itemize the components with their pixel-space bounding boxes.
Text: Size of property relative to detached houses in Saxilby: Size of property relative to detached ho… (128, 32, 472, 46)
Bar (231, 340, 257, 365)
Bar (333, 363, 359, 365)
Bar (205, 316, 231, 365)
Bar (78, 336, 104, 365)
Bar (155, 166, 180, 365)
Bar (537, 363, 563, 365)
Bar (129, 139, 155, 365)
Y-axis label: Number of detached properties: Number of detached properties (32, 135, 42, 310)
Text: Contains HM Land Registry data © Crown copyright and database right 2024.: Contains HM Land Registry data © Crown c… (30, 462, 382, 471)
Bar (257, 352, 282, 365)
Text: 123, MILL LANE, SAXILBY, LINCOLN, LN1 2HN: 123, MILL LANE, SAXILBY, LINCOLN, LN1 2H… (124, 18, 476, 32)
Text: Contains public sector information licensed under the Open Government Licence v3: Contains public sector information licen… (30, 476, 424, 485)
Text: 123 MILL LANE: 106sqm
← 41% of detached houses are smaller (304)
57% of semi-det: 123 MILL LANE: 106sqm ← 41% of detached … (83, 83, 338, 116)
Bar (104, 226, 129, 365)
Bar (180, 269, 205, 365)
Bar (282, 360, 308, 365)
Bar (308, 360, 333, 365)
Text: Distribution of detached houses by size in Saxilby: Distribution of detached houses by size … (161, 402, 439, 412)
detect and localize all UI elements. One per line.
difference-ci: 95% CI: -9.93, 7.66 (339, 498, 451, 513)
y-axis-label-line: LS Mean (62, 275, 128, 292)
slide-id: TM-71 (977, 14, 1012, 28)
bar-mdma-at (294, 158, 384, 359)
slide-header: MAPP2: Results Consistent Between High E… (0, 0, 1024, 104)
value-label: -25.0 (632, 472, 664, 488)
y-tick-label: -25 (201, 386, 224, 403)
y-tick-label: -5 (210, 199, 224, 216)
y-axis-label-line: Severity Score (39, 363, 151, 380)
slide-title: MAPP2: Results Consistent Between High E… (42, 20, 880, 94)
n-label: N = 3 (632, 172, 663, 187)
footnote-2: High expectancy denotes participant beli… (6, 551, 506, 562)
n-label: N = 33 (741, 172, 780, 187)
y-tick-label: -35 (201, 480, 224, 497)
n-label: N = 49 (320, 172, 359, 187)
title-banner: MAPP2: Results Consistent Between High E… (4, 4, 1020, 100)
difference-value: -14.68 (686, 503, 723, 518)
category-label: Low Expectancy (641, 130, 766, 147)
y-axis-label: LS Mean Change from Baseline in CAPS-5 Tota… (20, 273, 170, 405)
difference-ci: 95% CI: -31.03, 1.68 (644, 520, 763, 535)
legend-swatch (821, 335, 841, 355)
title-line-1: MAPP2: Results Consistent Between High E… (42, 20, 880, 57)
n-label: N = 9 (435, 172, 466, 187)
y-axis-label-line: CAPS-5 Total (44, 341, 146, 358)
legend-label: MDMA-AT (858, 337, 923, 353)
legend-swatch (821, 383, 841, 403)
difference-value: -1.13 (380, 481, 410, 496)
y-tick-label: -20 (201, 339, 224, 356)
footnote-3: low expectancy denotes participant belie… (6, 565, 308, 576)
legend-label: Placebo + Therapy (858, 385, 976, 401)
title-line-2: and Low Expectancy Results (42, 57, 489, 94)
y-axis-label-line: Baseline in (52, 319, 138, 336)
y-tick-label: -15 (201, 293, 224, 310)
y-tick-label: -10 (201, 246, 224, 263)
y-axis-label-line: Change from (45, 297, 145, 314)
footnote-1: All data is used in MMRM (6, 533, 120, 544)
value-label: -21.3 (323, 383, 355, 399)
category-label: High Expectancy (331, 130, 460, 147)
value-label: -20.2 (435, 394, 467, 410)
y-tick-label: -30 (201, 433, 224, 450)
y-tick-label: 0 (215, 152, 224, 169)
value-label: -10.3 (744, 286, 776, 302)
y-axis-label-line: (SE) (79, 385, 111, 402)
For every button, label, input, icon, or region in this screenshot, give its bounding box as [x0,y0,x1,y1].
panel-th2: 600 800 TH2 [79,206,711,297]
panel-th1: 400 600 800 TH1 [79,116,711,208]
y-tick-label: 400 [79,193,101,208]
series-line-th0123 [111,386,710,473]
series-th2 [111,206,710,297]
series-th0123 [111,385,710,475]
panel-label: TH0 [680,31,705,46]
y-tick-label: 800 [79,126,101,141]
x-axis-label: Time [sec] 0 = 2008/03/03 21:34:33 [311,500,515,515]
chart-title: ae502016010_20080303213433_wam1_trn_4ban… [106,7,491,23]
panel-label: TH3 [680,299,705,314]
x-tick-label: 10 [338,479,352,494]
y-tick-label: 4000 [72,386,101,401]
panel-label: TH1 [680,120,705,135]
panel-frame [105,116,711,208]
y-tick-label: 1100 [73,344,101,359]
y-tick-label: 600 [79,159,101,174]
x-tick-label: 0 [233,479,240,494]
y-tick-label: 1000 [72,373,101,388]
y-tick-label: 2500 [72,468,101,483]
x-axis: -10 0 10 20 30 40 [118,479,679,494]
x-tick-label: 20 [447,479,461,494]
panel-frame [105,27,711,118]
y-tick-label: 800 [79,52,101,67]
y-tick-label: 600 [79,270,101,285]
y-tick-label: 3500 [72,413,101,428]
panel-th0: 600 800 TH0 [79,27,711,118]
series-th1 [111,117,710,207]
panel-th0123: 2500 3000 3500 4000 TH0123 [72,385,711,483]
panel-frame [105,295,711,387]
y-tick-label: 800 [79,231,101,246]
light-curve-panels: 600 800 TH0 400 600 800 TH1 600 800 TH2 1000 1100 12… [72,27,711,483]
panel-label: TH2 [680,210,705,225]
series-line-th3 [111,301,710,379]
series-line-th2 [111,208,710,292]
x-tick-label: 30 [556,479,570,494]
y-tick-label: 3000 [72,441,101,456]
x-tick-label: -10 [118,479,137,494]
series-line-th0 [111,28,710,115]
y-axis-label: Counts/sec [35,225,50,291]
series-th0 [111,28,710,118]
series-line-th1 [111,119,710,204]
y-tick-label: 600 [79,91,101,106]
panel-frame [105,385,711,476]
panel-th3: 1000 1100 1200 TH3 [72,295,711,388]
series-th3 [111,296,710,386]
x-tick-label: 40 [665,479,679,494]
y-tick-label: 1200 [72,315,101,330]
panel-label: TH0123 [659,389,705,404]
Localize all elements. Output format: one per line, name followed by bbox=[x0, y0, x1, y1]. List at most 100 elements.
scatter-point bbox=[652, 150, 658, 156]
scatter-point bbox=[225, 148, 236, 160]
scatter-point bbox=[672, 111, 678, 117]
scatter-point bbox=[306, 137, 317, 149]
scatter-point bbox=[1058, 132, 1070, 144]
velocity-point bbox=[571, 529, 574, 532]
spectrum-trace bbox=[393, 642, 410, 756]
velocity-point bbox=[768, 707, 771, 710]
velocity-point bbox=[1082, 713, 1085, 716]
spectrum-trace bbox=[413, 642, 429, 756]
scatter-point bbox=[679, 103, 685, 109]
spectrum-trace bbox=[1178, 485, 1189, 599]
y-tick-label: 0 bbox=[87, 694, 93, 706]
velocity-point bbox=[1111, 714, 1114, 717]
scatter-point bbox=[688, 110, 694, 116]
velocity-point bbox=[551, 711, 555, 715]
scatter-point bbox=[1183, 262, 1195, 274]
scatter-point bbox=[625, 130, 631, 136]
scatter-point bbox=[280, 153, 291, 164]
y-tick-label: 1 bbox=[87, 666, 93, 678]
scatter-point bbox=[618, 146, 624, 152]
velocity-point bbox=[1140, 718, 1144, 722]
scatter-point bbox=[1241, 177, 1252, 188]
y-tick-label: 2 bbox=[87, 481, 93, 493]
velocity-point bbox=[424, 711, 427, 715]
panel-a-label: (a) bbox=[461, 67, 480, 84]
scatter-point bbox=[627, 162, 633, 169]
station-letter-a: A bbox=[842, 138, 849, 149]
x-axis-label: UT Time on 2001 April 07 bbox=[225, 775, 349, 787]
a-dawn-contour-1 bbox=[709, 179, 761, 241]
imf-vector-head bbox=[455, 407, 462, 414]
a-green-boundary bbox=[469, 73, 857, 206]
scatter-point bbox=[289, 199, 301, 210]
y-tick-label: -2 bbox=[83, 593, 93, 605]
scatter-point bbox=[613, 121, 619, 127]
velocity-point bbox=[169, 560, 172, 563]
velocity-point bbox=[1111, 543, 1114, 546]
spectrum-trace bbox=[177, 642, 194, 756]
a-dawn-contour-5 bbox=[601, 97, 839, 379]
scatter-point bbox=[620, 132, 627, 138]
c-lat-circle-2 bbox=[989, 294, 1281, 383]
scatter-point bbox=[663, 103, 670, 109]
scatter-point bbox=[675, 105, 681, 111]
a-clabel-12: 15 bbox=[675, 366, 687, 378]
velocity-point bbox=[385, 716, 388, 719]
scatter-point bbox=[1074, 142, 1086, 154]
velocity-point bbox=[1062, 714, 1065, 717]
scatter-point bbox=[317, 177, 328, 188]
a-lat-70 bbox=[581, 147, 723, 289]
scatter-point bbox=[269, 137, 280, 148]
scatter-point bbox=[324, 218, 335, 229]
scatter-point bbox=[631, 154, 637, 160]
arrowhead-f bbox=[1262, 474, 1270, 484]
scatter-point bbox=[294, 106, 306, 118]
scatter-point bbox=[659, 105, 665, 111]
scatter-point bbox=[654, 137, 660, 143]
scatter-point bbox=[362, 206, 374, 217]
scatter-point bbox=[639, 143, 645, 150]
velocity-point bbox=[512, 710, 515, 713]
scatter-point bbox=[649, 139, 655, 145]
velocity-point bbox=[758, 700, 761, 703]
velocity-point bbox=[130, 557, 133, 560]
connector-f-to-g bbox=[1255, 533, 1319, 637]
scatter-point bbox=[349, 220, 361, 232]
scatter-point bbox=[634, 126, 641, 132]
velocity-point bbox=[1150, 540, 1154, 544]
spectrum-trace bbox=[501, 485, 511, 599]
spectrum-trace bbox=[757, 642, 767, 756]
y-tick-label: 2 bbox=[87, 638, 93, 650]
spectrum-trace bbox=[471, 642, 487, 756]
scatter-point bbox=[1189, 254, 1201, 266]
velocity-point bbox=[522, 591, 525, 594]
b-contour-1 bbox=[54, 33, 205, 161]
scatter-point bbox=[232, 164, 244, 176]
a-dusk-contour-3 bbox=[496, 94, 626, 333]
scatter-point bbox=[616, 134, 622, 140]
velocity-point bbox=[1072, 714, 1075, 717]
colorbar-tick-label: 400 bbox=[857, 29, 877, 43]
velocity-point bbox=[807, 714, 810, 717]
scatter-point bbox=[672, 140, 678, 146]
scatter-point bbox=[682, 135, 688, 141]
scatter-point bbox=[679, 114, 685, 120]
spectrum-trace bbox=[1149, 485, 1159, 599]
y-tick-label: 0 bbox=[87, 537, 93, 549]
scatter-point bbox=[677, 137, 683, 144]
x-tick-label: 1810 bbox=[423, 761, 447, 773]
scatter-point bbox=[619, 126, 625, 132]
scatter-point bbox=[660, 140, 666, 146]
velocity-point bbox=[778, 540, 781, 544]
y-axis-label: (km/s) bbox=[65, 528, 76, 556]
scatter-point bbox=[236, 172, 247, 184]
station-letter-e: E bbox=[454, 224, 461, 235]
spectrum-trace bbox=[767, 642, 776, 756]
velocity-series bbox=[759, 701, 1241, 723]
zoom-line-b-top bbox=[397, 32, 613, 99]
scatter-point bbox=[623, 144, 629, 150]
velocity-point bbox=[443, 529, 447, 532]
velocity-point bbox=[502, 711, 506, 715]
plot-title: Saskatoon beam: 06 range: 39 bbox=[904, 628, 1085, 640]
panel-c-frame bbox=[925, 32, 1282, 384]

■ ■ ■ ■ ■

Your task
Reproduce the material verbatim, starting at its first line and ending at the line that contains "Bar (129, 139, 155, 365)". Include both of those lines.

Answer below
itemize the components with their pixel-space bounding boxes.
Text: Size of property relative to detached houses in Saxilby: Size of property relative to detached ho… (128, 32, 472, 46)
Bar (231, 340, 257, 365)
Bar (333, 363, 359, 365)
Bar (205, 316, 231, 365)
Bar (78, 336, 104, 365)
Bar (155, 166, 180, 365)
Bar (537, 363, 563, 365)
Bar (129, 139, 155, 365)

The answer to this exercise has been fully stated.